Quoted passage:
Document that "branch -f <branch>" disables only the safety to
avoid recreating an existing branch.
* jc/doc-branch-update-checked-out-branch:
branch: document `-f` and linked worktree behaviour
"git ls-tree --format='%(path) %(path)' $tree $path" showed the
path three times, which has been corrected.
* rs/ls-tree-path-expansion-fix:
ls-tree: remove dead store and strbuf for quote_c_style()
ls-tree: fix expansion of repeated %(path)
Document ORIG_HEAD a bit more.
* pb/doc-orig-head:
git-rebase.txt: add a note about 'ORIG_HEAD' being overwritten
revisions.txt: be explicit about commands writing 'ORIG_HEAD'
git-merge.txt: mention 'ORIG_HEAD' in the Description
git-reset.txt: mention 'ORIG_HEAD' in the Description
git-cherry-pick.txt: do not use 'ORIG_HEAD' in example
The logic to see if we are using the "cone" mode by checking the
sparsity patterns has been tightened to avoid mistaking a pattern
that names a single file as specifying a cone.

Exercise requirements:
1. List every file ending in ".txt" that the Git change notes name.
2. Reproduce the Git change notes word for word, from "ls-tree: fix expansion" up to and including "specifying a cone.".

Dataset excerpt:
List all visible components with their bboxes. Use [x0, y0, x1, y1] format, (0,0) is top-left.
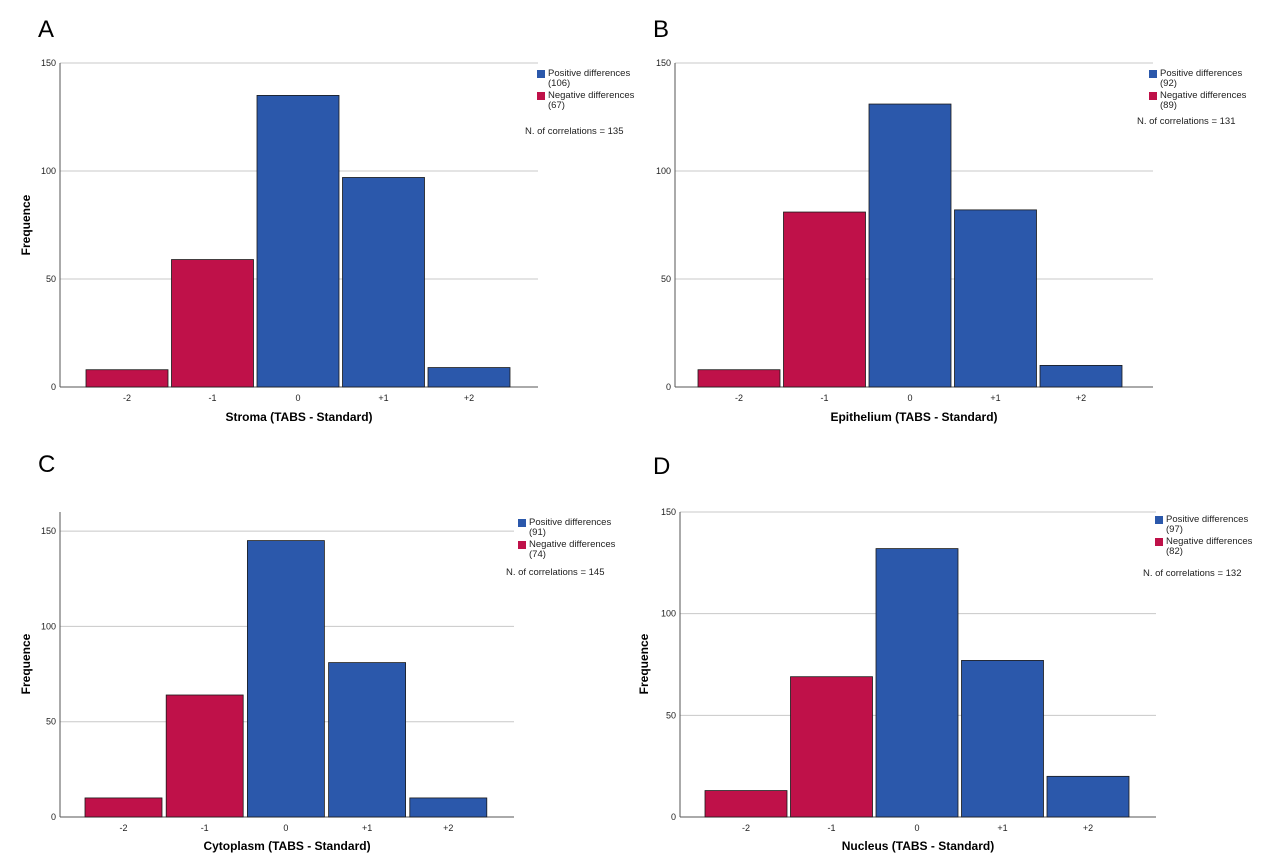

Written responses:
1. git-rebase.txt, revisions.txt, git-merge.txt, git-reset.txt, git-cherry-pick.txt

2.
ls-tree: fix expansion of repeated %(path)
Document ORIG_HEAD a bit more.
* pb/doc-orig-head:
git-rebase.txt: add a note about 'ORIG_HEAD' being overwritten
revisions.txt: be explicit about commands writing 'ORIG_HEAD'
git-merge.txt: mention 'ORIG_HEAD' in the Description
git-reset.txt: mention 'ORIG_HEAD' in the Description
git-cherry-pick.txt: do not use 'ORIG_HEAD' in example
The logic to see if we are using the "cone" mode by checking the
sparsity patterns has been tightened to avoid mistaking a pattern
that names a single file as specifying a cone.